Given problem:
Return every line below as is, leaving out the pictures.

--- start Data records ---

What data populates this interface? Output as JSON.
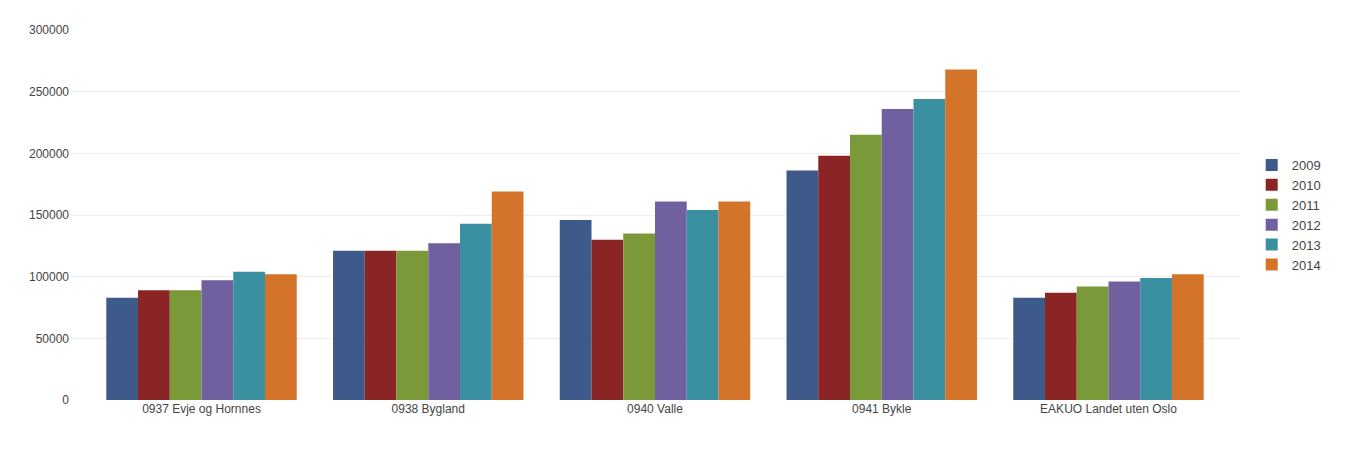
{
  "chart_data": {
    "type": "bar",
    "categories": [
      "0937 Evje og Hornnes",
      "0938 Bygland",
      "0940 Valle",
      "0941 Bykle",
      "EAKUO Landet uten Oslo"
    ],
    "series": [
      {
        "name": "2009",
        "color": "#3d5a8a",
        "values": [
          83000,
          121000,
          146000,
          186000,
          83000
        ]
      },
      {
        "name": "2010",
        "color": "#8b2525",
        "values": [
          89000,
          121000,
          130000,
          198000,
          87000
        ]
      },
      {
        "name": "2011",
        "color": "#7a9a3a",
        "values": [
          89000,
          121000,
          135000,
          215000,
          92000
        ]
      },
      {
        "name": "2012",
        "color": "#7060a0",
        "values": [
          97000,
          127000,
          161000,
          236000,
          96000
        ]
      },
      {
        "name": "2013",
        "color": "#3a8fa0",
        "values": [
          104000,
          143000,
          154000,
          244000,
          99000
        ]
      },
      {
        "name": "2014",
        "color": "#d4742a",
        "values": [
          102000,
          169000,
          161000,
          268000,
          102000
        ]
      }
    ],
    "ylim": [
      0,
      300000
    ],
    "yticks": [
      0,
      50000,
      100000,
      150000,
      200000,
      250000,
      300000
    ],
    "grid": true,
    "legend": "right"
  }
}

--- end Data records ---

The solution:
What data populates this interface? Output as JSON.
{
  "chart_data": {
    "type": "bar",
    "categories": [
      "0937 Evje og Hornnes",
      "0938 Bygland",
      "0940 Valle",
      "0941 Bykle",
      "EAKUO Landet uten Oslo"
    ],
    "series": [
      {
        "name": "2009",
        "color": "#3d5a8a",
        "values": [
          83000,
          121000,
          146000,
          186000,
          83000
        ]
      },
      {
        "name": "2010",
        "color": "#8b2525",
        "values": [
          89000,
          121000,
          130000,
          198000,
          87000
        ]
      },
      {
        "name": "2011",
        "color": "#7a9a3a",
        "values": [
          89000,
          121000,
          135000,
          215000,
          92000
        ]
      },
      {
        "name": "2012",
        "color": "#7060a0",
        "values": [
          97000,
          127000,
          161000,
          236000,
          96000
        ]
      },
      {
        "name": "2013",
        "color": "#3a8fa0",
        "values": [
          104000,
          143000,
          154000,
          244000,
          99000
        ]
      },
      {
        "name": "2014",
        "color": "#d4742a",
        "values": [
          102000,
          169000,
          161000,
          268000,
          102000
        ]
      }
    ],
    "ylim": [
      0,
      300000
    ],
    "yticks": [
      0,
      50000,
      100000,
      150000,
      200000,
      250000,
      300000
    ],
    "grid": true,
    "legend": "right"
  }
}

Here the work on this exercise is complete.